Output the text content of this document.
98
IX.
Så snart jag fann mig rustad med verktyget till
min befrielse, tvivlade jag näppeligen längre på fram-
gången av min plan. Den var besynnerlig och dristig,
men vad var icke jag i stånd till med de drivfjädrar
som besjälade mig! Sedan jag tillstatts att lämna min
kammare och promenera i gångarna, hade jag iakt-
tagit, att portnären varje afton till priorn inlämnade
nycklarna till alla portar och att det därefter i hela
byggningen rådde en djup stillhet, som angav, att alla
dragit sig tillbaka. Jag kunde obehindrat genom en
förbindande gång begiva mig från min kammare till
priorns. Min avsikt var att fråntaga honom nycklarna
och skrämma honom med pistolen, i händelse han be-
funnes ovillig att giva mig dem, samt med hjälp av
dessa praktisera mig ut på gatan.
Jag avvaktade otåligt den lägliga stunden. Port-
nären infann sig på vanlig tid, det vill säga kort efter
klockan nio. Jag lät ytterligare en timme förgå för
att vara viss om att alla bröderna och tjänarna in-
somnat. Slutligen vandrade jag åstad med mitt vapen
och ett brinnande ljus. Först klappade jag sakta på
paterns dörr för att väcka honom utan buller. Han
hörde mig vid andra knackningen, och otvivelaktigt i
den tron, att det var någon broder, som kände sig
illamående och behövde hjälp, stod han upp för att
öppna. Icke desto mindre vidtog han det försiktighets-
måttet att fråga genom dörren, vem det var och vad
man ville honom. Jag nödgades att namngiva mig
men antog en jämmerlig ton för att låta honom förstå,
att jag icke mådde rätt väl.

Problem to solve. Pull every line containing "alla" out of the entries.

Answer to the problem.
nycklarna till alla portar och att det därefter i hela
byggningen rådde en djup stillhet, som angav, att alla
att vara viss om att alla bröderna och tjänarna in-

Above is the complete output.